### WHAT IS BEING ASKED
Your task is to output the entries below word for word.

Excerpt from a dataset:
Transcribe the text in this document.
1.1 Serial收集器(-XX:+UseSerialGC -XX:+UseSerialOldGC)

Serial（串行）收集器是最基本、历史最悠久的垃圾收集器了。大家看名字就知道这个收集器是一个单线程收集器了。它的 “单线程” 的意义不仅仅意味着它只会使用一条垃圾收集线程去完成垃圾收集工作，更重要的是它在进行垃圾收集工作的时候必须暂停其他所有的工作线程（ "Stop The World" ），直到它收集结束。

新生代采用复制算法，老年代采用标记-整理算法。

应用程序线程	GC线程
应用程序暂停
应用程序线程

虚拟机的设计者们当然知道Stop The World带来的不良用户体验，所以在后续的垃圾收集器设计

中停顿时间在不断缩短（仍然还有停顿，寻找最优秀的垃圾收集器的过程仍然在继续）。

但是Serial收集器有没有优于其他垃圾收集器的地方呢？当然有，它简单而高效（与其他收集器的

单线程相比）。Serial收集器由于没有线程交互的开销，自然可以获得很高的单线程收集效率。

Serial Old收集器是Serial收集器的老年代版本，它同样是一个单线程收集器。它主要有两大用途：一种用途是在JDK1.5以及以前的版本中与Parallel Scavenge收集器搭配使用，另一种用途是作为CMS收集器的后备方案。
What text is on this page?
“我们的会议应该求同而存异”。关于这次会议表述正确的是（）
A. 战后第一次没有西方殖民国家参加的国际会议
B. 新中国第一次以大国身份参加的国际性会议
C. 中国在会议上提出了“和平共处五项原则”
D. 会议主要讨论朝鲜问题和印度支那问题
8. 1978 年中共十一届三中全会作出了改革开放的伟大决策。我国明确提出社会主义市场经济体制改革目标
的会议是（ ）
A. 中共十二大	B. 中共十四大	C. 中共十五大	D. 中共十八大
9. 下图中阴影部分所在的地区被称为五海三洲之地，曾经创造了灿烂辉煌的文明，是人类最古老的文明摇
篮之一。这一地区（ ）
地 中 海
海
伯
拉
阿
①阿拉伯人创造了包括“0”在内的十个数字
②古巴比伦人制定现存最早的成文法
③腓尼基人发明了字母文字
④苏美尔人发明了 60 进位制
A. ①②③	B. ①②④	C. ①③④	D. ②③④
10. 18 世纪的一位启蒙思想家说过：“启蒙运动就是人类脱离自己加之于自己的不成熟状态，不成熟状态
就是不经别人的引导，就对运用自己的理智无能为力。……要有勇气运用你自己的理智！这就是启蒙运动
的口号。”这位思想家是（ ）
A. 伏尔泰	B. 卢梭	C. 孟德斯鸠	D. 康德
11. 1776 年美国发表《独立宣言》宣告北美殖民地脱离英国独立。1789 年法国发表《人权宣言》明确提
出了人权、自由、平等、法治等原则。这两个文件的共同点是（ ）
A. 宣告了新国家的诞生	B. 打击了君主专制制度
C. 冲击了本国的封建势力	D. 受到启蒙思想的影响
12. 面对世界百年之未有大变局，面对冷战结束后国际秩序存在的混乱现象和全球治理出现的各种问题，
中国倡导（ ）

### RESULT OF THIS EXERCISE
Transcribe the text in this document.
1.1 Serial收集器(-XX:+UseSerialGC -XX:+UseSerialOldGC)

Serial（串行）收集器是最基本、历史最悠久的垃圾收集器了。大家看名字就知道这个收集器是一个单线程收集器了。它的 “单线程” 的意义不仅仅意味着它只会使用一条垃圾收集线程去完成垃圾收集工作，更重要的是它在进行垃圾收集工作的时候必须暂停其他所有的工作线程（ "Stop The World" ），直到它收集结束。

新生代采用复制算法，老年代采用标记-整理算法。

应用程序线程	GC线程
应用程序暂停
应用程序线程

虚拟机的设计者们当然知道Stop The World带来的不良用户体验，所以在后续的垃圾收集器设计

中停顿时间在不断缩短（仍然还有停顿，寻找最优秀的垃圾收集器的过程仍然在继续）。

但是Serial收集器有没有优于其他垃圾收集器的地方呢？当然有，它简单而高效（与其他收集器的

单线程相比）。Serial收集器由于没有线程交互的开销，自然可以获得很高的单线程收集效率。

Serial Old收集器是Serial收集器的老年代版本，它同样是一个单线程收集器。它主要有两大用途：一种用途是在JDK1.5以及以前的版本中与Parallel Scavenge收集器搭配使用，另一种用途是作为CMS收集器的后备方案。
What text is on this page?
“我们的会议应该求同而存异”。关于这次会议表述正确的是（）
A. 战后第一次没有西方殖民国家参加的国际会议
B. 新中国第一次以大国身份参加的国际性会议
C. 中国在会议上提出了“和平共处五项原则”
D. 会议主要讨论朝鲜问题和印度支那问题
8. 1978 年中共十一届三中全会作出了改革开放的伟大决策。我国明确提出社会主义市场经济体制改革目标
的会议是（ ）
A. 中共十二大	B. 中共十四大	C. 中共十五大	D. 中共十八大
9. 下图中阴影部分所在的地区被称为五海三洲之地，曾经创造了灿烂辉煌的文明，是人类最古老的文明摇
篮之一。这一地区（ ）
地 中 海
海
伯
拉
阿
①阿拉伯人创造了包括“0”在内的十个数字
②古巴比伦人制定现存最早的成文法
③腓尼基人发明了字母文字
④苏美尔人发明了 60 进位制
A. ①②③	B. ①②④	C. ①③④	D. ②③④
10. 18 世纪的一位启蒙思想家说过：“启蒙运动就是人类脱离自己加之于自己的不成熟状态，不成熟状态
就是不经别人的引导，就对运用自己的理智无能为力。……要有勇气运用你自己的理智！这就是启蒙运动
的口号。”这位思想家是（ ）
A. 伏尔泰	B. 卢梭	C. 孟德斯鸠	D. 康德
11. 1776 年美国发表《独立宣言》宣告北美殖民地脱离英国独立。1789 年法国发表《人权宣言》明确提
出了人权、自由、平等、法治等原则。这两个文件的共同点是（ ）
A. 宣告了新国家的诞生	B. 打击了君主专制制度
C. 冲击了本国的封建势力	D. 受到启蒙思想的影响
12. 面对世界百年之未有大变局，面对冷战结束后国际秩序存在的混乱现象和全球治理出现的各种问题，
中国倡导（ ）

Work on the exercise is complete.